WHAT YOU ARE ASKED TO DO » Rewrite the lines from the one containing "Inventories bbox=[564, 150, 573, 155]" through the one containing "Inventories bbox=[248, 224, 256, 229]", replacing "Trade Payables" with "Accounts Payable" and leaving everything else unchanged.

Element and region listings
▼
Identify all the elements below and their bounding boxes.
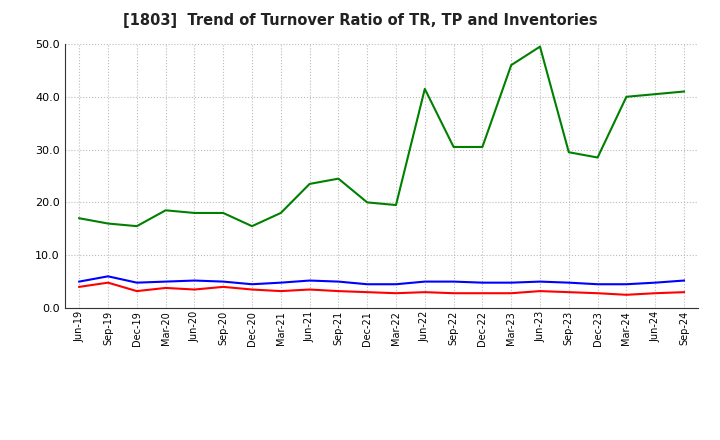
Inventories bbox=[564, 150, 573, 155]
Trade Payables bbox=[478, 280, 487, 285]
Trade Receivables bbox=[305, 287, 314, 292]
Text: [1803]  Trend of Turnover Ratio of TR, TP and Inventories: [1803] Trend of Turnover Ratio of TR, TP… bbox=[122, 13, 598, 28]
Trade Receivables bbox=[190, 287, 199, 292]
Trade Payables bbox=[593, 282, 602, 287]
Inventories bbox=[75, 216, 84, 221]
Trade Receivables bbox=[161, 285, 170, 290]
Inventories bbox=[190, 210, 199, 216]
Trade Payables bbox=[276, 280, 285, 285]
Inventories bbox=[622, 94, 631, 99]
Inventories bbox=[420, 86, 429, 92]
Inventories bbox=[449, 144, 458, 150]
Trade Payables bbox=[190, 278, 199, 283]
Trade Receivables bbox=[334, 289, 343, 294]
Trade Payables bbox=[622, 282, 631, 287]
Trade Payables bbox=[161, 279, 170, 284]
Trade Payables bbox=[334, 279, 343, 284]
Trade Payables bbox=[564, 280, 573, 285]
Inventories bbox=[593, 155, 602, 160]
Inventories bbox=[305, 181, 314, 187]
Trade Receivables bbox=[507, 290, 516, 296]
Line: Trade Payables: Trade Payables bbox=[79, 276, 684, 284]
Trade Payables bbox=[132, 280, 141, 285]
Inventories bbox=[536, 44, 544, 49]
Trade Payables bbox=[248, 282, 256, 287]
Inventories bbox=[363, 200, 372, 205]
Trade Receivables bbox=[536, 289, 544, 294]
Inventories bbox=[219, 210, 228, 216]
Trade Receivables bbox=[478, 290, 487, 296]
Trade Receivables bbox=[276, 289, 285, 294]
Trade Receivables bbox=[132, 289, 141, 294]
Inventories bbox=[132, 224, 141, 229]
Trade Payables bbox=[104, 274, 112, 279]
Trade Payables bbox=[536, 279, 544, 284]
Trade Receivables bbox=[622, 292, 631, 297]
Inventories bbox=[334, 176, 343, 181]
Trade Receivables bbox=[248, 287, 256, 292]
Trade Receivables bbox=[420, 290, 429, 295]
Trade Receivables bbox=[564, 290, 573, 295]
Trade Payables bbox=[507, 280, 516, 285]
Trade Payables bbox=[651, 280, 660, 285]
Trade Receivables bbox=[75, 284, 84, 290]
Trade Receivables bbox=[680, 290, 688, 295]
Inventories bbox=[478, 144, 487, 150]
Inventories bbox=[680, 89, 688, 94]
Trade Payables bbox=[420, 279, 429, 284]
Trade Payables bbox=[680, 278, 688, 283]
Trade Payables bbox=[75, 279, 84, 284]
Trade Receivables bbox=[651, 290, 660, 296]
Trade Receivables bbox=[219, 284, 228, 290]
Inventories bbox=[248, 224, 256, 229]
Line: Inventories: Inventories bbox=[79, 47, 684, 226]
Trade Payables bbox=[449, 279, 458, 284]
Trade Receivables bbox=[104, 280, 112, 285]
Trade Receivables bbox=[449, 290, 458, 296]
Inventories bbox=[507, 62, 516, 68]
Inventories bbox=[392, 202, 400, 208]
Inventories bbox=[161, 208, 170, 213]
Trade Receivables bbox=[392, 290, 400, 296]
Inventories bbox=[104, 221, 112, 226]
Inventories bbox=[651, 92, 660, 97]
Trade Receivables bbox=[593, 290, 602, 296]
Trade Receivables bbox=[363, 290, 372, 295]
Trade Payables bbox=[305, 278, 314, 283]
Inventories bbox=[276, 210, 285, 216]
Trade Payables bbox=[219, 279, 228, 284]
Trade Payables bbox=[363, 282, 372, 287]
Line: Trade Receivables: Trade Receivables bbox=[79, 282, 684, 295]
Trade Payables bbox=[392, 282, 400, 287]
▲
CORRECT ANSWER »
Inventories bbox=[564, 150, 573, 155]
Accounts Payable bbox=[478, 280, 487, 285]
Trade Receivables bbox=[305, 287, 314, 292]
Text: [1803]  Trend of Turnover Ratio of TR, TP and Inventories: [1803] Trend of Turnover Ratio of TR, TP… bbox=[122, 13, 598, 28]
Trade Receivables bbox=[190, 287, 199, 292]
Accounts Payable bbox=[593, 282, 602, 287]
Inventories bbox=[75, 216, 84, 221]
Trade Receivables bbox=[161, 285, 170, 290]
Inventories bbox=[190, 210, 199, 216]
Accounts Payable bbox=[276, 280, 285, 285]
Inventories bbox=[622, 94, 631, 99]
Inventories bbox=[420, 86, 429, 92]
Inventories bbox=[449, 144, 458, 150]
Accounts Payable bbox=[190, 278, 199, 283]
Trade Receivables bbox=[334, 289, 343, 294]
Accounts Payable bbox=[622, 282, 631, 287]
Accounts Payable bbox=[161, 279, 170, 284]
Accounts Payable bbox=[334, 279, 343, 284]
Accounts Payable bbox=[564, 280, 573, 285]
Inventories bbox=[593, 155, 602, 160]
Inventories bbox=[305, 181, 314, 187]
Trade Receivables bbox=[507, 290, 516, 296]
Line: Accounts Payable: Accounts Payable bbox=[79, 276, 684, 284]
Accounts Payable bbox=[132, 280, 141, 285]
Inventories bbox=[536, 44, 544, 49]
Accounts Payable bbox=[248, 282, 256, 287]
Inventories bbox=[363, 200, 372, 205]
Trade Receivables bbox=[536, 289, 544, 294]
Inventories bbox=[219, 210, 228, 216]
Trade Receivables bbox=[478, 290, 487, 296]
Trade Receivables bbox=[276, 289, 285, 294]
Trade Receivables bbox=[132, 289, 141, 294]
Inventories bbox=[132, 224, 141, 229]
Accounts Payable bbox=[104, 274, 112, 279]
Accounts Payable bbox=[536, 279, 544, 284]
Trade Receivables bbox=[622, 292, 631, 297]
Inventories bbox=[334, 176, 343, 181]
Trade Receivables bbox=[248, 287, 256, 292]
Trade Receivables bbox=[420, 290, 429, 295]
Trade Receivables bbox=[564, 290, 573, 295]
Accounts Payable bbox=[507, 280, 516, 285]
Accounts Payable bbox=[651, 280, 660, 285]
Trade Receivables bbox=[75, 284, 84, 290]
Trade Receivables bbox=[680, 290, 688, 295]
Inventories bbox=[478, 144, 487, 150]
Inventories bbox=[680, 89, 688, 94]
Accounts Payable bbox=[420, 279, 429, 284]
Accounts Payable bbox=[680, 278, 688, 283]
Accounts Payable bbox=[75, 279, 84, 284]
Trade Receivables bbox=[651, 290, 660, 296]
Trade Receivables bbox=[219, 284, 228, 290]
Inventories bbox=[248, 224, 256, 229]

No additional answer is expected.